- Written instruction -
Provide the records once more, identical to the original.

- Data to process -
____________

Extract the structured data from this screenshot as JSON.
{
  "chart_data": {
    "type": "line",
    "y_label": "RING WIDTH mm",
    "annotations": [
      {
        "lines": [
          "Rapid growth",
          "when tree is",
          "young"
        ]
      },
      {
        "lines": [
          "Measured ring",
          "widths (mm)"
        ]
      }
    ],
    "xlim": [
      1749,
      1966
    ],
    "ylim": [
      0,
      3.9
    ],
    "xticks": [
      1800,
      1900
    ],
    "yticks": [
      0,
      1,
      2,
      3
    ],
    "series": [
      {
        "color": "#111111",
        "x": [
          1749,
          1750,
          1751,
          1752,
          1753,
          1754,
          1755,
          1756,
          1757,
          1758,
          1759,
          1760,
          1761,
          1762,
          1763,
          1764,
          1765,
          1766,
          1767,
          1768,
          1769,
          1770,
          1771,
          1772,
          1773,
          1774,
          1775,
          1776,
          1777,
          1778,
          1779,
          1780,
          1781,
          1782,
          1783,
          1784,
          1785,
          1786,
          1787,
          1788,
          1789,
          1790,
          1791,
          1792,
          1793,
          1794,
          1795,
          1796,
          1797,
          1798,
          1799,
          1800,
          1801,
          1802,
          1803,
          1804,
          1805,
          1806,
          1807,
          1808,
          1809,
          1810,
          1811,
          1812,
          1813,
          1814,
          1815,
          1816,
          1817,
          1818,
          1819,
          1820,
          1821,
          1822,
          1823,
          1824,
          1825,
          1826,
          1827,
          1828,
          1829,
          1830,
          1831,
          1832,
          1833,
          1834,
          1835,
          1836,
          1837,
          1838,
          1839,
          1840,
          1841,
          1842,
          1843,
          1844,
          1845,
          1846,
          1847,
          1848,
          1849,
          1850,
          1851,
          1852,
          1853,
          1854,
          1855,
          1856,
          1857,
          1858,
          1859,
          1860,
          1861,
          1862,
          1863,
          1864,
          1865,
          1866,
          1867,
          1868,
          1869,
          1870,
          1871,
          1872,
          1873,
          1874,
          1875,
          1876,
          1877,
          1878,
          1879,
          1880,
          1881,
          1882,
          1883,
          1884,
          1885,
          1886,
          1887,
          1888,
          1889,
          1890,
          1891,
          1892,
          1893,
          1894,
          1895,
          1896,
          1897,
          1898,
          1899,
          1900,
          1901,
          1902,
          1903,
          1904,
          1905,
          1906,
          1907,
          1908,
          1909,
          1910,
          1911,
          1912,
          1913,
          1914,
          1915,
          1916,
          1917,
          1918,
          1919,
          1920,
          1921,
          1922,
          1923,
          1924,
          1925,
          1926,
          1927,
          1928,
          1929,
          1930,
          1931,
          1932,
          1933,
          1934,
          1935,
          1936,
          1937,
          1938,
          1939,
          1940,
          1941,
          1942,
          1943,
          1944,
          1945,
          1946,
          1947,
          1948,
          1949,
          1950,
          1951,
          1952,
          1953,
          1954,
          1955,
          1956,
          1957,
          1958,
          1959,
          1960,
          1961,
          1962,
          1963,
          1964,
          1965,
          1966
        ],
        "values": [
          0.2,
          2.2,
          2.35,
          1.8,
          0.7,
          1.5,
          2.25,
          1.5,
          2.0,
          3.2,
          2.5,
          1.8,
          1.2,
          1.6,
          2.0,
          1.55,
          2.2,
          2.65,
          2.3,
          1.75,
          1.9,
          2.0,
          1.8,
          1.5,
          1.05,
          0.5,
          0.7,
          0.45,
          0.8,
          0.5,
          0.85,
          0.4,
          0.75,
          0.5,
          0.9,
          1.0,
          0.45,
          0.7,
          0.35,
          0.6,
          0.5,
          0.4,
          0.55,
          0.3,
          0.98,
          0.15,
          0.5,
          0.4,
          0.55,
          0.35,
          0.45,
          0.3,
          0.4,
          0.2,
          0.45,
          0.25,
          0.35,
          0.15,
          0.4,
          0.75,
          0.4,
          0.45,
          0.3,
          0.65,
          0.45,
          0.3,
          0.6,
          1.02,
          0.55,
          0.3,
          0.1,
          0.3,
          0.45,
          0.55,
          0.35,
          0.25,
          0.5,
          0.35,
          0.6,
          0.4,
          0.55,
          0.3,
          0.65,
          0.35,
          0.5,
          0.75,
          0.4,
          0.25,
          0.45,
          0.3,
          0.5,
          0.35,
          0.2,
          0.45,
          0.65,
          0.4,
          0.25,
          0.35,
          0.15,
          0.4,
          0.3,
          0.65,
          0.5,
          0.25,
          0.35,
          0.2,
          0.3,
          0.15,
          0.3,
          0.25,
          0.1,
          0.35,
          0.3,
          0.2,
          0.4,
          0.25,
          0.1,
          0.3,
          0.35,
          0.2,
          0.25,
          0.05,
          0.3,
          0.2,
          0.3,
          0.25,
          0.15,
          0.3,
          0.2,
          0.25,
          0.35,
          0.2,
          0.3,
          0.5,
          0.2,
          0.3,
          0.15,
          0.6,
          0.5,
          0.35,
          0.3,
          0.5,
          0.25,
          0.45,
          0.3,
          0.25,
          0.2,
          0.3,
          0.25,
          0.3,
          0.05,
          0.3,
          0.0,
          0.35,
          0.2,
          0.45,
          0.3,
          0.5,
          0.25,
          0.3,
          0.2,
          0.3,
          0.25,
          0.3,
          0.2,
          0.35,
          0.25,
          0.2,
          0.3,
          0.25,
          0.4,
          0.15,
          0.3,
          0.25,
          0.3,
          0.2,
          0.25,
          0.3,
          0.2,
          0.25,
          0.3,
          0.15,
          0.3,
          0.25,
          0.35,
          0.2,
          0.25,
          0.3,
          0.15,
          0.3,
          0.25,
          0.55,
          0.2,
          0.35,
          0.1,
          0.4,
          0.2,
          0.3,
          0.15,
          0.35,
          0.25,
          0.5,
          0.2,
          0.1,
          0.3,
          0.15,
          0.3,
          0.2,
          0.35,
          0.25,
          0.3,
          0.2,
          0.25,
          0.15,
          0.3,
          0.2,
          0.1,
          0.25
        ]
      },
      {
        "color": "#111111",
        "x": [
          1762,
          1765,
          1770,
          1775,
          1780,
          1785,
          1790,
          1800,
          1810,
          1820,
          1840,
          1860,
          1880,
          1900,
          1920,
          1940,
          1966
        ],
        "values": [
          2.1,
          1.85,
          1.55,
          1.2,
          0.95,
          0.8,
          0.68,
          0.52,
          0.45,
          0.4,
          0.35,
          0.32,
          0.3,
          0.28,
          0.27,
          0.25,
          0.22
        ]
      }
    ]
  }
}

____________

- Solution to the problem -
Extract the structured data from this screenshot as JSON.
{
  "chart_data": {
    "type": "line",
    "y_label": "RING WIDTH mm",
    "annotations": [
      {
        "lines": [
          "Rapid growth",
          "when tree is",
          "young"
        ]
      },
      {
        "lines": [
          "Measured ring",
          "widths (mm)"
        ]
      }
    ],
    "xlim": [
      1749,
      1966
    ],
    "ylim": [
      0,
      3.9
    ],
    "xticks": [
      1800,
      1900
    ],
    "yticks": [
      0,
      1,
      2,
      3
    ],
    "series": [
      {
        "color": "#111111",
        "x": [
          1749,
          1750,
          1751,
          1752,
          1753,
          1754,
          1755,
          1756,
          1757,
          1758,
          1759,
          1760,
          1761,
          1762,
          1763,
          1764,
          1765,
          1766,
          1767,
          1768,
          1769,
          1770,
          1771,
          1772,
          1773,
          1774,
          1775,
          1776,
          1777,
          1778,
          1779,
          1780,
          1781,
          1782,
          1783,
          1784,
          1785,
          1786,
          1787,
          1788,
          1789,
          1790,
          1791,
          1792,
          1793,
          1794,
          1795,
          1796,
          1797,
          1798,
          1799,
          1800,
          1801,
          1802,
          1803,
          1804,
          1805,
          1806,
          1807,
          1808,
          1809,
          1810,
          1811,
          1812,
          1813,
          1814,
          1815,
          1816,
          1817,
          1818,
          1819,
          1820,
          1821,
          1822,
          1823,
          1824,
          1825,
          1826,
          1827,
          1828,
          1829,
          1830,
          1831,
          1832,
          1833,
          1834,
          1835,
          1836,
          1837,
          1838,
          1839,
          1840,
          1841,
          1842,
          1843,
          1844,
          1845,
          1846,
          1847,
          1848,
          1849,
          1850,
          1851,
          1852,
          1853,
          1854,
          1855,
          1856,
          1857,
          1858,
          1859,
          1860,
          1861,
          1862,
          1863,
          1864,
          1865,
          1866,
          1867,
          1868,
          1869,
          1870,
          1871,
          1872,
          1873,
          1874,
          1875,
          1876,
          1877,
          1878,
          1879,
          1880,
          1881,
          1882,
          1883,
          1884,
          1885,
          1886,
          1887,
          1888,
          1889,
          1890,
          1891,
          1892,
          1893,
          1894,
          1895,
          1896,
          1897,
          1898,
          1899,
          1900,
          1901,
          1902,
          1903,
          1904,
          1905,
          1906,
          1907,
          1908,
          1909,
          1910,
          1911,
          1912,
          1913,
          1914,
          1915,
          1916,
          1917,
          1918,
          1919,
          1920,
          1921,
          1922,
          1923,
          1924,
          1925,
          1926,
          1927,
          1928,
          1929,
          1930,
          1931,
          1932,
          1933,
          1934,
          1935,
          1936,
          1937,
          1938,
          1939,
          1940,
          1941,
          1942,
          1943,
          1944,
          1945,
          1946,
          1947,
          1948,
          1949,
          1950,
          1951,
          1952,
          1953,
          1954,
          1955,
          1956,
          1957,
          1958,
          1959,
          1960,
          1961,
          1962,
          1963,
          1964,
          1965,
          1966
        ],
        "values": [
          0.2,
          2.2,
          2.35,
          1.8,
          0.7,
          1.5,
          2.25,
          1.5,
          2.0,
          3.2,
          2.5,
          1.8,
          1.2,
          1.6,
          2.0,
          1.55,
          2.2,
          2.65,
          2.3,
          1.75,
          1.9,
          2.0,
          1.8,
          1.5,
          1.05,
          0.5,
          0.7,
          0.45,
          0.8,
          0.5,
          0.85,
          0.4,
          0.75,
          0.5,
          0.9,
          1.0,
          0.45,
          0.7,
          0.35,
          0.6,
          0.5,
          0.4,
          0.55,
          0.3,
          0.98,
          0.15,
          0.5,
          0.4,
          0.55,
          0.35,
          0.45,
          0.3,
          0.4,
          0.2,
          0.45,
          0.25,
          0.35,
          0.15,
          0.4,
          0.75,
          0.4,
          0.45,
          0.3,
          0.65,
          0.45,
          0.3,
          0.6,
          1.02,
          0.55,
          0.3,
          0.1,
          0.3,
          0.45,
          0.55,
          0.35,
          0.25,
          0.5,
          0.35,
          0.6,
          0.4,
          0.55,
          0.3,
          0.65,
          0.35,
          0.5,
          0.75,
          0.4,
          0.25,
          0.45,
          0.3,
          0.5,
          0.35,
          0.2,
          0.45,
          0.65,
          0.4,
          0.25,
          0.35,
          0.15,
          0.4,
          0.3,
          0.65,
          0.5,
          0.25,
          0.35,
          0.2,
          0.3,
          0.15,
          0.3,
          0.25,
          0.1,
          0.35,
          0.3,
          0.2,
          0.4,
          0.25,
          0.1,
          0.3,
          0.35,
          0.2,
          0.25,
          0.05,
          0.3,
          0.2,
          0.3,
          0.25,
          0.15,
          0.3,
          0.2,
          0.25,
          0.35,
          0.2,
          0.3,
          0.5,
          0.2,
          0.3,
          0.15,
          0.6,
          0.5,
          0.35,
          0.3,
          0.5,
          0.25,
          0.45,
          0.3,
          0.25,
          0.2,
          0.3,
          0.25,
          0.3,
          0.05,
          0.3,
          0.0,
          0.35,
          0.2,
          0.45,
          0.3,
          0.5,
          0.25,
          0.3,
          0.2,
          0.3,
          0.25,
          0.3,
          0.2,
          0.35,
          0.25,
          0.2,
          0.3,
          0.25,
          0.4,
          0.15,
          0.3,
          0.25,
          0.3,
          0.2,
          0.25,
          0.3,
          0.2,
          0.25,
          0.3,
          0.15,
          0.3,
          0.25,
          0.35,
          0.2,
          0.25,
          0.3,
          0.15,
          0.3,
          0.25,
          0.55,
          0.2,
          0.35,
          0.1,
          0.4,
          0.2,
          0.3,
          0.15,
          0.35,
          0.25,
          0.5,
          0.2,
          0.1,
          0.3,
          0.15,
          0.3,
          0.2,
          0.35,
          0.25,
          0.3,
          0.2,
          0.25,
          0.15,
          0.3,
          0.2,
          0.1,
          0.25
        ]
      },
      {
        "color": "#111111",
        "x": [
          1762,
          1765,
          1770,
          1775,
          1780,
          1785,
          1790,
          1800,
          1810,
          1820,
          1840,
          1860,
          1880,
          1900,
          1920,
          1940,
          1966
        ],
        "values": [
          2.1,
          1.85,
          1.55,
          1.2,
          0.95,
          0.8,
          0.68,
          0.52,
          0.45,
          0.4,
          0.35,
          0.32,
          0.3,
          0.28,
          0.27,
          0.25,
          0.22
        ]
      }
    ]
  }
}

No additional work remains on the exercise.